### GIVEN INSTRUCTION
Find the lines of data that contain the string "показателя", then list them.

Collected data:
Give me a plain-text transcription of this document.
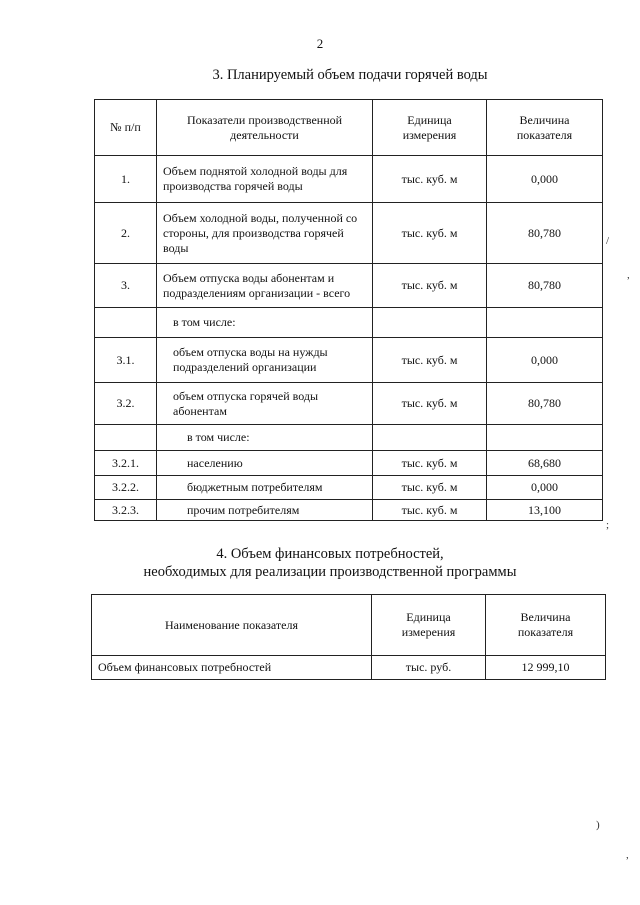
2
3. Планируемый объем подачи горячей воды
№ п/п	Показатели производственной деятельности	Единица измерения	Величина показателя
1.	Объем поднятой холодной воды для производства горячей воды	тыс. куб. м	0,000
2.	Объем холодной воды, полученной со стороны, для производства горячей воды	тыс. куб. м	80,780
3.	Объем отпуска воды абонентам и подразделениям организации - всего	тыс. куб. м	80,780
	в том числе:		
3.1.	объем отпуска воды на нужды подразделений организации	тыс. куб. м	0,000
3.2.	объем отпуска горячей воды абонентам	тыс. куб. м	80,780
	в том числе:		
3.2.1.	населению	тыс. куб. м	68,680
3.2.2.	бюджетным потребителям	тыс. куб. м	0,000
3.2.3.	прочим потребителям	тыс. куб. м	13,100
4. Объем финансовых потребностей,
необходимых для реализации производственной программы
Наименование показателя	Единица измерения	Величина показателя
Объем финансовых потребностей	тыс. руб.	12 999,10
/
,
;
)
,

### RESULT FOR THIS TASK
№ п/п	Показатели производственной деятельности	Единица измерения	Величина показателя
Наименование показателя	Единица измерения	Величина показателя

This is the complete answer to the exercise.